[start]
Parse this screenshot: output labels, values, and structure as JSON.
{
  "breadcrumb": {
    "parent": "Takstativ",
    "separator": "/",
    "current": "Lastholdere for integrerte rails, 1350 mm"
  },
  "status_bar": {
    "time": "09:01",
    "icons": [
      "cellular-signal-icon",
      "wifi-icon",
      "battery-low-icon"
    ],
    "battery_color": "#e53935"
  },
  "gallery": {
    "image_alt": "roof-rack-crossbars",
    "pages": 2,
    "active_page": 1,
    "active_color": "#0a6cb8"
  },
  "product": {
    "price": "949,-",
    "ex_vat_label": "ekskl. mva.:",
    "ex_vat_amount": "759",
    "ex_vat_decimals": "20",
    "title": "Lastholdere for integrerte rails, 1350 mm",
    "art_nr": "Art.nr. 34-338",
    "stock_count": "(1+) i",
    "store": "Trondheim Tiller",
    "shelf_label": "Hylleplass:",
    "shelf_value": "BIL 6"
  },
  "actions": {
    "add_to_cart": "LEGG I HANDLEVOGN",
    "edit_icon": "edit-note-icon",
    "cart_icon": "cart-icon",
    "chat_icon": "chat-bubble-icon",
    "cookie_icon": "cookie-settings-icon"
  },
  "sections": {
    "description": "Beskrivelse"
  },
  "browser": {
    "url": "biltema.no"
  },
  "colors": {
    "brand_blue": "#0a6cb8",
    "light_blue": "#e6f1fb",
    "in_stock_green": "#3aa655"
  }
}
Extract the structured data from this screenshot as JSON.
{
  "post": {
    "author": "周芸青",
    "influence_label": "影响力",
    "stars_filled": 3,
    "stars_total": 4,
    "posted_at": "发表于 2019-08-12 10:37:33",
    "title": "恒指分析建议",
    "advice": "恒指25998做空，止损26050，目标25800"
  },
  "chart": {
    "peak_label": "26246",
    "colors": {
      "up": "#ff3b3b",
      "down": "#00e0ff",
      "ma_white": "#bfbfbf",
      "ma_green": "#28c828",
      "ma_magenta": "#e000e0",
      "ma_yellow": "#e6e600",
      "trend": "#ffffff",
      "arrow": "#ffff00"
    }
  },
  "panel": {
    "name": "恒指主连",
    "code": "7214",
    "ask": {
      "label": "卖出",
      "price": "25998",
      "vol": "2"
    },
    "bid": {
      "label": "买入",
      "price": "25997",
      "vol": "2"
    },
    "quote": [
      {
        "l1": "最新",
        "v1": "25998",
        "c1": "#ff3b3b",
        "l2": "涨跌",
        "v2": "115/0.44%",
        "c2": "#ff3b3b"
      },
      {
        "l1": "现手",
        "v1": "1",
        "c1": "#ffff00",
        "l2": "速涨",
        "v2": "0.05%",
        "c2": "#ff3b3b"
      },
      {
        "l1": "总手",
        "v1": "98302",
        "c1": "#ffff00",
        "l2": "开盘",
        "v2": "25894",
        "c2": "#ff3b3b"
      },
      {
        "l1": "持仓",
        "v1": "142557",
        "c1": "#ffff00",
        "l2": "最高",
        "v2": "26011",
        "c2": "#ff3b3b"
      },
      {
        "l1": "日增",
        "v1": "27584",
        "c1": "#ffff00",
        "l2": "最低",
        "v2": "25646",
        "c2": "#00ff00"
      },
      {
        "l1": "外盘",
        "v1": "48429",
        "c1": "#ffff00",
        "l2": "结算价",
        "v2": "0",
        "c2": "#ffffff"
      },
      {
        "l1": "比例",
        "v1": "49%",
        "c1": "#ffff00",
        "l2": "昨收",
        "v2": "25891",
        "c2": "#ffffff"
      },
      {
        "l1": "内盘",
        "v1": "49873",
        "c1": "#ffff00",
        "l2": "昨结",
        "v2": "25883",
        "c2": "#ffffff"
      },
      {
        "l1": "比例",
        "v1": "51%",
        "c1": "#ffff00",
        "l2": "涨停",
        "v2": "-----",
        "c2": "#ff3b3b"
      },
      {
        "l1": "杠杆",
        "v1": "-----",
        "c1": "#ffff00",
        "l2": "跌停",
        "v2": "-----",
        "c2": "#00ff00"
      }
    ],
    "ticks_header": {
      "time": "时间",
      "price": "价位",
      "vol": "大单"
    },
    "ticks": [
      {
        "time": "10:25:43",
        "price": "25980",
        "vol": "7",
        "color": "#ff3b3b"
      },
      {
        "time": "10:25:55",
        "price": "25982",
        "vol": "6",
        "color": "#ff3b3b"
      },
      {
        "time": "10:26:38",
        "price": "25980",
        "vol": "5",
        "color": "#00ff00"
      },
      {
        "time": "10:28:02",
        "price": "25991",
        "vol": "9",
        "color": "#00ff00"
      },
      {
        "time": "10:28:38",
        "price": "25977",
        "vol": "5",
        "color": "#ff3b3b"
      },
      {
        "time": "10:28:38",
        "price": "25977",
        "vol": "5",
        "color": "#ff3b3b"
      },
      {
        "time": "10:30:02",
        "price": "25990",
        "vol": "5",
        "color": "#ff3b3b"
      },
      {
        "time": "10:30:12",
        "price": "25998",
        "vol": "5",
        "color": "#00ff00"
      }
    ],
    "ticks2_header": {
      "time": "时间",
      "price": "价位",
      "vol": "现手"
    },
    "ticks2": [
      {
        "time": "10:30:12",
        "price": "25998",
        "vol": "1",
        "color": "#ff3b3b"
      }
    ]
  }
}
[end]
◆ **Written problem**:
Repeat all of the records above exactly as they appear.

◆ **Complete output**:
Parse this screenshot: output labels, values, and structure as JSON.
{
  "breadcrumb": {
    "parent": "Takstativ",
    "separator": "/",
    "current": "Lastholdere for integrerte rails, 1350 mm"
  },
  "status_bar": {
    "time": "09:01",
    "icons": [
      "cellular-signal-icon",
      "wifi-icon",
      "battery-low-icon"
    ],
    "battery_color": "#e53935"
  },
  "gallery": {
    "image_alt": "roof-rack-crossbars",
    "pages": 2,
    "active_page": 1,
    "active_color": "#0a6cb8"
  },
  "product": {
    "price": "949,-",
    "ex_vat_label": "ekskl. mva.:",
    "ex_vat_amount": "759",
    "ex_vat_decimals": "20",
    "title": "Lastholdere for integrerte rails, 1350 mm",
    "art_nr": "Art.nr. 34-338",
    "stock_count": "(1+) i",
    "store": "Trondheim Tiller",
    "shelf_label": "Hylleplass:",
    "shelf_value": "BIL 6"
  },
  "actions": {
    "add_to_cart": "LEGG I HANDLEVOGN",
    "edit_icon": "edit-note-icon",
    "cart_icon": "cart-icon",
    "chat_icon": "chat-bubble-icon",
    "cookie_icon": "cookie-settings-icon"
  },
  "sections": {
    "description": "Beskrivelse"
  },
  "browser": {
    "url": "biltema.no"
  },
  "colors": {
    "brand_blue": "#0a6cb8",
    "light_blue": "#e6f1fb",
    "in_stock_green": "#3aa655"
  }
}
Extract the structured data from this screenshot as JSON.
{
  "post": {
    "author": "周芸青",
    "influence_label": "影响力",
    "stars_filled": 3,
    "stars_total": 4,
    "posted_at": "发表于 2019-08-12 10:37:33",
    "title": "恒指分析建议",
    "advice": "恒指25998做空，止损26050，目标25800"
  },
  "chart": {
    "peak_label": "26246",
    "colors": {
      "up": "#ff3b3b",
      "down": "#00e0ff",
      "ma_white": "#bfbfbf",
      "ma_green": "#28c828",
      "ma_magenta": "#e000e0",
      "ma_yellow": "#e6e600",
      "trend": "#ffffff",
      "arrow": "#ffff00"
    }
  },
  "panel": {
    "name": "恒指主连",
    "code": "7214",
    "ask": {
      "label": "卖出",
      "price": "25998",
      "vol": "2"
    },
    "bid": {
      "label": "买入",
      "price": "25997",
      "vol": "2"
    },
    "quote": [
      {
        "l1": "最新",
        "v1": "25998",
        "c1": "#ff3b3b",
        "l2": "涨跌",
        "v2": "115/0.44%",
        "c2": "#ff3b3b"
      },
      {
        "l1": "现手",
        "v1": "1",
        "c1": "#ffff00",
        "l2": "速涨",
        "v2": "0.05%",
        "c2": "#ff3b3b"
      },
      {
        "l1": "总手",
        "v1": "98302",
        "c1": "#ffff00",
        "l2": "开盘",
        "v2": "25894",
        "c2": "#ff3b3b"
      },
      {
        "l1": "持仓",
        "v1": "142557",
        "c1": "#ffff00",
        "l2": "最高",
        "v2": "26011",
        "c2": "#ff3b3b"
      },
      {
        "l1": "日增",
        "v1": "27584",
        "c1": "#ffff00",
        "l2": "最低",
        "v2": "25646",
        "c2": "#00ff00"
      },
      {
        "l1": "外盘",
        "v1": "48429",
        "c1": "#ffff00",
        "l2": "结算价",
        "v2": "0",
        "c2": "#ffffff"
      },
      {
        "l1": "比例",
        "v1": "49%",
        "c1": "#ffff00",
        "l2": "昨收",
        "v2": "25891",
        "c2": "#ffffff"
      },
      {
        "l1": "内盘",
        "v1": "49873",
        "c1": "#ffff00",
        "l2": "昨结",
        "v2": "25883",
        "c2": "#ffffff"
      },
      {
        "l1": "比例",
        "v1": "51%",
        "c1": "#ffff00",
        "l2": "涨停",
        "v2": "-----",
        "c2": "#ff3b3b"
      },
      {
        "l1": "杠杆",
        "v1": "-----",
        "c1": "#ffff00",
        "l2": "跌停",
        "v2": "-----",
        "c2": "#00ff00"
      }
    ],
    "ticks_header": {
      "time": "时间",
      "price": "价位",
      "vol": "大单"
    },
    "ticks": [
      {
        "time": "10:25:43",
        "price": "25980",
        "vol": "7",
        "color": "#ff3b3b"
      },
      {
        "time": "10:25:55",
        "price": "25982",
        "vol": "6",
        "color": "#ff3b3b"
      },
      {
        "time": "10:26:38",
        "price": "25980",
        "vol": "5",
        "color": "#00ff00"
      },
      {
        "time": "10:28:02",
        "price": "25991",
        "vol": "9",
        "color": "#00ff00"
      },
      {
        "time": "10:28:38",
        "price": "25977",
        "vol": "5",
        "color": "#ff3b3b"
      },
      {
        "time": "10:28:38",
        "price": "25977",
        "vol": "5",
        "color": "#ff3b3b"
      },
      {
        "time": "10:30:02",
        "price": "25990",
        "vol": "5",
        "color": "#ff3b3b"
      },
      {
        "time": "10:30:12",
        "price": "25998",
        "vol": "5",
        "color": "#00ff00"
      }
    ],
    "ticks2_header": {
      "time": "时间",
      "price": "价位",
      "vol": "现手"
    },
    "ticks2": [
      {
        "time": "10:30:12",
        "price": "25998",
        "vol": "1",
        "color": "#ff3b3b"
      }
    ]
  }
}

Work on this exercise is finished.